Exercise → Please return each of the following lines unchanged, copying every one word for word.
--- Start Source records ---
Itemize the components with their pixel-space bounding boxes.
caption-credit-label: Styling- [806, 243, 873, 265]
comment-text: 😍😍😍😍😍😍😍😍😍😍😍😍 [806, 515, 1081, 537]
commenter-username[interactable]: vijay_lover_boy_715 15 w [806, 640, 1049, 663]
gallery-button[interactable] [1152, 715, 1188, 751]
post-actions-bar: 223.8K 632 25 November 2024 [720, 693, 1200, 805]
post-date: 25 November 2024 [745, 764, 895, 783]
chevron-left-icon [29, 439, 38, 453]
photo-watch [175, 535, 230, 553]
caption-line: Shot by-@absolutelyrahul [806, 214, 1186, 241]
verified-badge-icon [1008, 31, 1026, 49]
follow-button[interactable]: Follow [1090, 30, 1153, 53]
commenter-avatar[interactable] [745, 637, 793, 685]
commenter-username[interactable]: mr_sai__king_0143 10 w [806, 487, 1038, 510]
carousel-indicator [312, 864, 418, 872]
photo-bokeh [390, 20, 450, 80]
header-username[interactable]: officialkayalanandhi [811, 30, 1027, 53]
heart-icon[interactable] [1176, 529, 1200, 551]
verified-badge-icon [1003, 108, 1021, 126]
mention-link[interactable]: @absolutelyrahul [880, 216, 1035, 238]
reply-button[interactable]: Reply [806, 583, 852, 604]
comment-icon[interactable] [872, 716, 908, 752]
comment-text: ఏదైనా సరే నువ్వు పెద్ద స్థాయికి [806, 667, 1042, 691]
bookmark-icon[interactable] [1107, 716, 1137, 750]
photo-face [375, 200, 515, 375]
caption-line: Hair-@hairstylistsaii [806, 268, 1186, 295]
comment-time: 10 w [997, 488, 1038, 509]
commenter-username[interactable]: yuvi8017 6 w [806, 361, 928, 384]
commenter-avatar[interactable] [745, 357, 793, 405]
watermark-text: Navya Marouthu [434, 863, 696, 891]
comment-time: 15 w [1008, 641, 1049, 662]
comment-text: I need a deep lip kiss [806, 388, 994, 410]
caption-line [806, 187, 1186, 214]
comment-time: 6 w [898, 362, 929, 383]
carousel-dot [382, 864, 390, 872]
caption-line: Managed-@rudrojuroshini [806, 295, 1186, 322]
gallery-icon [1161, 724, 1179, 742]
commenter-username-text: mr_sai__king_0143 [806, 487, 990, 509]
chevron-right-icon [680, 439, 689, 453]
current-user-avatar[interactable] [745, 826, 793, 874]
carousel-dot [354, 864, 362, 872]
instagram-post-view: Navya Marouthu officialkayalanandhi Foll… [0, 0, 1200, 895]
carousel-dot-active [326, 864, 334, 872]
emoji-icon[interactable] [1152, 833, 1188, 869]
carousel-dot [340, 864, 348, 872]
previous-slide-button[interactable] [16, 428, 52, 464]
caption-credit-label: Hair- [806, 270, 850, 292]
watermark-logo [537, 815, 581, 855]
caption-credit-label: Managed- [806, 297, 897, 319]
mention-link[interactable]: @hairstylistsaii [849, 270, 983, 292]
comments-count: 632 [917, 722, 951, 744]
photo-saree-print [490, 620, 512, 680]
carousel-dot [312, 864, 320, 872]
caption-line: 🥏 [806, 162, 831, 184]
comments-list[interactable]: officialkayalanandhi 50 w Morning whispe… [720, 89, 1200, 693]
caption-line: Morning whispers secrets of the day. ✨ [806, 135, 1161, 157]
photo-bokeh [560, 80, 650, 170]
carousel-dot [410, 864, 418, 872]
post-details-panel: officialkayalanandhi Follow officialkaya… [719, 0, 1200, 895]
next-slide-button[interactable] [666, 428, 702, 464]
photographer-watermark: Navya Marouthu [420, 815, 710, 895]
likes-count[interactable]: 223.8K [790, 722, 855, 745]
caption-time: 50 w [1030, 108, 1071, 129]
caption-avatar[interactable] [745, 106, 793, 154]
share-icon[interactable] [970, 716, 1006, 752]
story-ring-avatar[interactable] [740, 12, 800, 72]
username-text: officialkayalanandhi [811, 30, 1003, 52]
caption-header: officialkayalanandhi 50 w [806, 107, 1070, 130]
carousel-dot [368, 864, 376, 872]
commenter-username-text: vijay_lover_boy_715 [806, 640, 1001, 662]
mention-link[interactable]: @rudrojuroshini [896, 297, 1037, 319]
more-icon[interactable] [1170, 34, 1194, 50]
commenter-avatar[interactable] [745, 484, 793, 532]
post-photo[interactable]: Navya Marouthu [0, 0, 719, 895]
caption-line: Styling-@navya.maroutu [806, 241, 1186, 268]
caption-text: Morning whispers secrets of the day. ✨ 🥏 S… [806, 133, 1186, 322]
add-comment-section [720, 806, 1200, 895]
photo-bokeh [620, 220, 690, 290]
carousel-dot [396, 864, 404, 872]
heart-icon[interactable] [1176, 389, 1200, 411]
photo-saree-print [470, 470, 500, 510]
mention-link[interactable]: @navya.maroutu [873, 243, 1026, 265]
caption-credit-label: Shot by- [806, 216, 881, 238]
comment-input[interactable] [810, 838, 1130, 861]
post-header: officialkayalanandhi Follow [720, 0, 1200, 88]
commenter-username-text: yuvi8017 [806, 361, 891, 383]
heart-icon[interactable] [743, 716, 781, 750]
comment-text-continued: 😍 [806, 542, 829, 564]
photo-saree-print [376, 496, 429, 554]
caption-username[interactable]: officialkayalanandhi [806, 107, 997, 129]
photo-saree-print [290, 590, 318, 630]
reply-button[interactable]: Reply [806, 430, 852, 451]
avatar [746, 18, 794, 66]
--- End Source records ---
Complete answer →
Itemize the components with their pixel-space bounding boxes.
caption-credit-label: Styling- [806, 243, 873, 265]
comment-text: 😍😍😍😍😍😍😍😍😍😍😍😍 [806, 515, 1081, 537]
commenter-username[interactable]: vijay_lover_boy_715 15 w [806, 640, 1049, 663]
gallery-button[interactable] [1152, 715, 1188, 751]
post-actions-bar: 223.8K 632 25 November 2024 [720, 693, 1200, 805]
post-date: 25 November 2024 [745, 764, 895, 783]
chevron-left-icon [29, 439, 38, 453]
photo-watch [175, 535, 230, 553]
caption-line: Shot by-@absolutelyrahul [806, 214, 1186, 241]
verified-badge-icon [1008, 31, 1026, 49]
follow-button[interactable]: Follow [1090, 30, 1153, 53]
commenter-avatar[interactable] [745, 637, 793, 685]
commenter-username[interactable]: mr_sai__king_0143 10 w [806, 487, 1038, 510]
carousel-indicator [312, 864, 418, 872]
photo-bokeh [390, 20, 450, 80]
header-username[interactable]: officialkayalanandhi [811, 30, 1027, 53]
heart-icon[interactable] [1176, 529, 1200, 551]
verified-badge-icon [1003, 108, 1021, 126]
mention-link[interactable]: @absolutelyrahul [880, 216, 1035, 238]
reply-button[interactable]: Reply [806, 583, 852, 604]
comment-icon[interactable] [872, 716, 908, 752]
comment-text: ఏదైనా సరే నువ్వు పెద్ద స్థాయికి [806, 667, 1042, 691]
bookmark-icon[interactable] [1107, 716, 1137, 750]
photo-face [375, 200, 515, 375]
caption-line: Hair-@hairstylistsaii [806, 268, 1186, 295]
comment-time: 10 w [997, 488, 1038, 509]
commenter-username[interactable]: yuvi8017 6 w [806, 361, 928, 384]
commenter-avatar[interactable] [745, 357, 793, 405]
watermark-text: Navya Marouthu [434, 863, 696, 891]
comment-time: 15 w [1008, 641, 1049, 662]
comment-text: I need a deep lip kiss [806, 388, 994, 410]
caption-line [806, 187, 1186, 214]
comment-time: 6 w [898, 362, 929, 383]
carousel-dot [382, 864, 390, 872]
caption-line: Managed-@rudrojuroshini [806, 295, 1186, 322]
gallery-icon [1161, 724, 1179, 742]
commenter-username-text: mr_sai__king_0143 [806, 487, 990, 509]
chevron-right-icon [680, 439, 689, 453]
current-user-avatar[interactable] [745, 826, 793, 874]
carousel-dot [354, 864, 362, 872]
instagram-post-view: Navya Marouthu officialkayalanandhi Foll… [0, 0, 1200, 895]
carousel-dot-active [326, 864, 334, 872]
emoji-icon[interactable] [1152, 833, 1188, 869]
carousel-dot [340, 864, 348, 872]
previous-slide-button[interactable] [16, 428, 52, 464]
caption-credit-label: Hair- [806, 270, 850, 292]
watermark-logo [537, 815, 581, 855]
caption-credit-label: Managed- [806, 297, 897, 319]
mention-link[interactable]: @hairstylistsaii [849, 270, 983, 292]
comments-count: 632 [917, 722, 951, 744]
photo-saree-print [490, 620, 512, 680]
carousel-dot [312, 864, 320, 872]
caption-line: 🥏 [806, 162, 831, 184]
comments-list[interactable]: officialkayalanandhi 50 w Morning whispe… [720, 89, 1200, 693]
caption-line: Morning whispers secrets of the day. ✨ [806, 135, 1161, 157]
photo-bokeh [560, 80, 650, 170]
carousel-dot [410, 864, 418, 872]
post-details-panel: officialkayalanandhi Follow officialkaya… [719, 0, 1200, 895]
next-slide-button[interactable] [666, 428, 702, 464]
photographer-watermark: Navya Marouthu [420, 815, 710, 895]
likes-count[interactable]: 223.8K [790, 722, 855, 745]
caption-time: 50 w [1030, 108, 1071, 129]
caption-avatar[interactable] [745, 106, 793, 154]
share-icon[interactable] [970, 716, 1006, 752]
story-ring-avatar[interactable] [740, 12, 800, 72]
username-text: officialkayalanandhi [811, 30, 1003, 52]
caption-header: officialkayalanandhi 50 w [806, 107, 1070, 130]
carousel-dot [368, 864, 376, 872]
commenter-username-text: vijay_lover_boy_715 [806, 640, 1001, 662]
mention-link[interactable]: @rudrojuroshini [896, 297, 1037, 319]
more-icon[interactable] [1170, 34, 1194, 50]
commenter-avatar[interactable] [745, 484, 793, 532]
post-photo[interactable]: Navya Marouthu [0, 0, 719, 895]
caption-line: Styling-@navya.maroutu [806, 241, 1186, 268]
caption-text: Morning whispers secrets of the day. ✨ 🥏 S… [806, 133, 1186, 322]
add-comment-section [720, 806, 1200, 895]
photo-bokeh [620, 220, 690, 290]
carousel-dot [396, 864, 404, 872]
heart-icon[interactable] [1176, 389, 1200, 411]
photo-saree-print [470, 470, 500, 510]
mention-link[interactable]: @navya.maroutu [873, 243, 1026, 265]
caption-credit-label: Shot by- [806, 216, 881, 238]
comment-input[interactable] [810, 838, 1130, 861]
post-header: officialkayalanandhi Follow [720, 0, 1200, 88]
commenter-username-text: yuvi8017 [806, 361, 891, 383]
heart-icon[interactable] [743, 716, 781, 750]
comment-text-continued: 😍 [806, 542, 829, 564]
photo-saree-print [376, 496, 429, 554]
caption-username[interactable]: officialkayalanandhi [806, 107, 997, 129]
photo-saree-print [290, 590, 318, 630]
reply-button[interactable]: Reply [806, 430, 852, 451]
avatar [746, 18, 794, 66]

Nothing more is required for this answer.